### Work required
Search the records below for the word "ffffff" and show every line where it occurs.
┄┄┄┄┄┄
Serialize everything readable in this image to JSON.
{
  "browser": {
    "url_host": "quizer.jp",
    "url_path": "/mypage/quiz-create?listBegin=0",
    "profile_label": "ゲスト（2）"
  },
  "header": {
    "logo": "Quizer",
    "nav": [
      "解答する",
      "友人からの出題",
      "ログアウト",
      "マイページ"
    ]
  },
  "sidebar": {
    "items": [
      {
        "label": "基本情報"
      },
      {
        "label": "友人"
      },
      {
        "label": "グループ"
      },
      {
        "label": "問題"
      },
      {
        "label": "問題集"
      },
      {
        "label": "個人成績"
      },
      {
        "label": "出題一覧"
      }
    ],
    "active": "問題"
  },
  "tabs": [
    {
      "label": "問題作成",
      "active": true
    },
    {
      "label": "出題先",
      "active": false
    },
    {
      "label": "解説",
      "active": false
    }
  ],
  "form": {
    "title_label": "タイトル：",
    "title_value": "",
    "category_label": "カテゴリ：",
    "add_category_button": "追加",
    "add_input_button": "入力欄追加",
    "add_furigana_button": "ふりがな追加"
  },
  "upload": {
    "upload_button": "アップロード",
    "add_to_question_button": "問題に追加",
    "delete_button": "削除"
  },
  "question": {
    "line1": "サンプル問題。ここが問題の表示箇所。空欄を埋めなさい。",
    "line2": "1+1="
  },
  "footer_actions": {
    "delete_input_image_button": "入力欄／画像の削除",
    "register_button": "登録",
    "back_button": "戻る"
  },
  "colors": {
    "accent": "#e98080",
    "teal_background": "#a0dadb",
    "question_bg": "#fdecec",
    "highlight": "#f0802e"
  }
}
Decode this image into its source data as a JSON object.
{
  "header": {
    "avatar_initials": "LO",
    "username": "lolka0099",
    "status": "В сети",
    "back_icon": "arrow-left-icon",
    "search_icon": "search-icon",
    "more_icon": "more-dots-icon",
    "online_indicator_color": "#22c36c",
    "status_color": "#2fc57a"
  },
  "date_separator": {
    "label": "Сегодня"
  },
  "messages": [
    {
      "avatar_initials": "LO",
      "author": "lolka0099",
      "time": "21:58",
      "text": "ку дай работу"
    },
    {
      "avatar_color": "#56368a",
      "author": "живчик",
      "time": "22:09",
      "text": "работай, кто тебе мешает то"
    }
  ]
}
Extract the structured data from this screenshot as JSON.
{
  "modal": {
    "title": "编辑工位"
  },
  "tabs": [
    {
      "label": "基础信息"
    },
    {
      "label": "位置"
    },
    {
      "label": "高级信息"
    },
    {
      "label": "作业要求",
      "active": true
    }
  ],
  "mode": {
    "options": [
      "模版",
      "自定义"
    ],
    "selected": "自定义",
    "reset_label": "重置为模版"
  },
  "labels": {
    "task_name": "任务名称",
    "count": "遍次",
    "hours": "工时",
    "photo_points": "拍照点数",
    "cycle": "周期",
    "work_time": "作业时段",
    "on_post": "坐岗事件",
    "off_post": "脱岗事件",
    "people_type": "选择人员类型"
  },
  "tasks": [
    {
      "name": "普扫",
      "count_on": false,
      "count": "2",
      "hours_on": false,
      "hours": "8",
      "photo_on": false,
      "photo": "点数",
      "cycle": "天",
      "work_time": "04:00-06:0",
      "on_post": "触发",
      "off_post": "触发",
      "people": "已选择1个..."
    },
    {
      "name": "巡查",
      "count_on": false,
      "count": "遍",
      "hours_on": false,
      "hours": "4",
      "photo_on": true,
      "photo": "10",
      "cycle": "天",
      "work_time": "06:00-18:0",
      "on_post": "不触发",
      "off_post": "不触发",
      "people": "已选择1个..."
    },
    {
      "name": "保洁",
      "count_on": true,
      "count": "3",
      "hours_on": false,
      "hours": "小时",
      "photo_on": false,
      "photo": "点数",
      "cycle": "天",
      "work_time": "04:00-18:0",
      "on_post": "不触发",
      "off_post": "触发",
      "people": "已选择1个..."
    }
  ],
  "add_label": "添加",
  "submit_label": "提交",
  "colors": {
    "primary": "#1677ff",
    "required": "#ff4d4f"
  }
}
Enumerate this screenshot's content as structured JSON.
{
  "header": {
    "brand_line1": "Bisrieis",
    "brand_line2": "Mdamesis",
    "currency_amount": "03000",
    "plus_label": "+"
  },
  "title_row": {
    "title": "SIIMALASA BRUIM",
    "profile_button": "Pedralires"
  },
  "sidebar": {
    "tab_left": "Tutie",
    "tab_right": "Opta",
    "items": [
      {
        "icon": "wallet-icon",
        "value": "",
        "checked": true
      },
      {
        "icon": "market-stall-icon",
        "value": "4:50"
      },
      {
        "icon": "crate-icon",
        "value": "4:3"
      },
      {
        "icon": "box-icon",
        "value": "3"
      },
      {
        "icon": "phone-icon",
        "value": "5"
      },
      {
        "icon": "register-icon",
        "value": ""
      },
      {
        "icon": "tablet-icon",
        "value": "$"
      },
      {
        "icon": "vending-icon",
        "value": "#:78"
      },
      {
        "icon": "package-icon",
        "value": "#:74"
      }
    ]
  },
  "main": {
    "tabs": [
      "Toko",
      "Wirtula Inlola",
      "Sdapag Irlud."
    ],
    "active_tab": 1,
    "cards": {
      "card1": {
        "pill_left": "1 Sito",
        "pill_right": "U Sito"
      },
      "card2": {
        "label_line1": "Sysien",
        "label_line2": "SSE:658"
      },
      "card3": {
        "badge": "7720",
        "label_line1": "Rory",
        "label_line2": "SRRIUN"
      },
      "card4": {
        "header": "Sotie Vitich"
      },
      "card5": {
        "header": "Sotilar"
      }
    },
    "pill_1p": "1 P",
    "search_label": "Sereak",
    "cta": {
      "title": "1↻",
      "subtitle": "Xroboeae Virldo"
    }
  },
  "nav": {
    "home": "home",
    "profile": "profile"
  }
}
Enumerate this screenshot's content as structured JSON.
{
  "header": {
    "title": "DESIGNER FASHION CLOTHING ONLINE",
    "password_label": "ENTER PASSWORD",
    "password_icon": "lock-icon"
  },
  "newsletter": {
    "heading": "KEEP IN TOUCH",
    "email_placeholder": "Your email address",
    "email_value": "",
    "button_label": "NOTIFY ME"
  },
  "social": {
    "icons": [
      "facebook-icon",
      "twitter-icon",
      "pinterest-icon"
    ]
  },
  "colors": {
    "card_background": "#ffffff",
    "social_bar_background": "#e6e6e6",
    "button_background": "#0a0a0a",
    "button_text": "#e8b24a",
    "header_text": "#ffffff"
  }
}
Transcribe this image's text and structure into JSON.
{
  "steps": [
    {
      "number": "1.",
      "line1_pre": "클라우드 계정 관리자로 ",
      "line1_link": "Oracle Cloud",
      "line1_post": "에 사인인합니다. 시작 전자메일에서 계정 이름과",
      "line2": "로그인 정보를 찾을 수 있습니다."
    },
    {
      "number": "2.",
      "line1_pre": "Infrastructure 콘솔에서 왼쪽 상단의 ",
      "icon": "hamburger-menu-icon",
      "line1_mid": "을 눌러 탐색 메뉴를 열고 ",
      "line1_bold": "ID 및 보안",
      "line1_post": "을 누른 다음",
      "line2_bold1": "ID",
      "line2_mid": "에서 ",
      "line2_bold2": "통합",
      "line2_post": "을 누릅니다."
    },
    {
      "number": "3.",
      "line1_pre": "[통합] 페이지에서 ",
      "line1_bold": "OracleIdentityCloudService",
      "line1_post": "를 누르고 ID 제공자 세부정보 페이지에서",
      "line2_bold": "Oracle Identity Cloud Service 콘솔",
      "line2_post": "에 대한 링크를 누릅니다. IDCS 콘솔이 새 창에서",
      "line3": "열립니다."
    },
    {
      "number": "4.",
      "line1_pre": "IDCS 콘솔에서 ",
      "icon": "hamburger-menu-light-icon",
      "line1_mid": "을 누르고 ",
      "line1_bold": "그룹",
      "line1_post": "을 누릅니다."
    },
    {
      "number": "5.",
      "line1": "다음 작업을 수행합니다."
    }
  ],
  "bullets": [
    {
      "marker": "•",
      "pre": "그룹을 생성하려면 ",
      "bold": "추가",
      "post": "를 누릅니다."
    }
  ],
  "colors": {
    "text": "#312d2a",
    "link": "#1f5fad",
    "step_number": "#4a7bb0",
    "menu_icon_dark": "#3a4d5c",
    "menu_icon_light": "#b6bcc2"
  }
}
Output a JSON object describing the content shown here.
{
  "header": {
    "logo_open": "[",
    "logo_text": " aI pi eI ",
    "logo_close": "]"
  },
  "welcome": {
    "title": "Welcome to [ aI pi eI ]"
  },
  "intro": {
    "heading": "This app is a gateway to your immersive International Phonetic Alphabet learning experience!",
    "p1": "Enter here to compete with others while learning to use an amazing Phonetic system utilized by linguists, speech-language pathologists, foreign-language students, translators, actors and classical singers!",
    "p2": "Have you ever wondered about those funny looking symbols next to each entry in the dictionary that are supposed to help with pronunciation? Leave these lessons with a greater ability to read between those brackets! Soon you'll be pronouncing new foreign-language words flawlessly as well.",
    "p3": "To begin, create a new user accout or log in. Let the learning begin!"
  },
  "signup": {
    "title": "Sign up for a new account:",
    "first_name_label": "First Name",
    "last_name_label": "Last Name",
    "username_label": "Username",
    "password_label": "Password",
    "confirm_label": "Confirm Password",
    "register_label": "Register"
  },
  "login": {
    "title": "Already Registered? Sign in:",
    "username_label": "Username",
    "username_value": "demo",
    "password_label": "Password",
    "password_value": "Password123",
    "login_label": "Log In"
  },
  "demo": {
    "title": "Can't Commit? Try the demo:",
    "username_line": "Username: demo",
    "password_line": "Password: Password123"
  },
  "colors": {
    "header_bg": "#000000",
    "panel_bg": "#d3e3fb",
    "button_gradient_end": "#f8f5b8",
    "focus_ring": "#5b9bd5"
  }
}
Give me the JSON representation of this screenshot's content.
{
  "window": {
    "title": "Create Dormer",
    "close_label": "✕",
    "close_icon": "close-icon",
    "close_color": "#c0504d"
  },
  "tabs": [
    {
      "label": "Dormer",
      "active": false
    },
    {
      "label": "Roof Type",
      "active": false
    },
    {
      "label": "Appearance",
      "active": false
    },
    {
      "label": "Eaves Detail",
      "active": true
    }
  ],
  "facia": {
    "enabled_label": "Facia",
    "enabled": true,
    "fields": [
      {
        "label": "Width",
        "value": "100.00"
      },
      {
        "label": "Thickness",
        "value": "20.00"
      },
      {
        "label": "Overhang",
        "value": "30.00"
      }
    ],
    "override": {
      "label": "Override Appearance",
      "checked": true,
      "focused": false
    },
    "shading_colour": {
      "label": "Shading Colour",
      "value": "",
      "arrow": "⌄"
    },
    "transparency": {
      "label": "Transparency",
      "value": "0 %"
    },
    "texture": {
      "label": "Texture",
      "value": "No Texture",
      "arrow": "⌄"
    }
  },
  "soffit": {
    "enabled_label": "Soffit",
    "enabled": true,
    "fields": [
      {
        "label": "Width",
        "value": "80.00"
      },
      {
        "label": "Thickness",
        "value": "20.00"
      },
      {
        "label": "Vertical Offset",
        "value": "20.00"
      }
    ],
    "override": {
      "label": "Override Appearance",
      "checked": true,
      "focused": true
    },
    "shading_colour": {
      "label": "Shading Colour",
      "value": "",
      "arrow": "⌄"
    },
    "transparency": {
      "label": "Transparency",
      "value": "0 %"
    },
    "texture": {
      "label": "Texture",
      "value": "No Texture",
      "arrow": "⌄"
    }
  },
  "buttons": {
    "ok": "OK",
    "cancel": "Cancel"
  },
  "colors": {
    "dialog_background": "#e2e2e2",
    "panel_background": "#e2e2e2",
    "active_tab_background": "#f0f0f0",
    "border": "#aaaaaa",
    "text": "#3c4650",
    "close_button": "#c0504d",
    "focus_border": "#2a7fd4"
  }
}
┄┄┄┄┄┄
### Solved exercise
    "card_background": "#ffffff",
    "header_text": "#ffffff"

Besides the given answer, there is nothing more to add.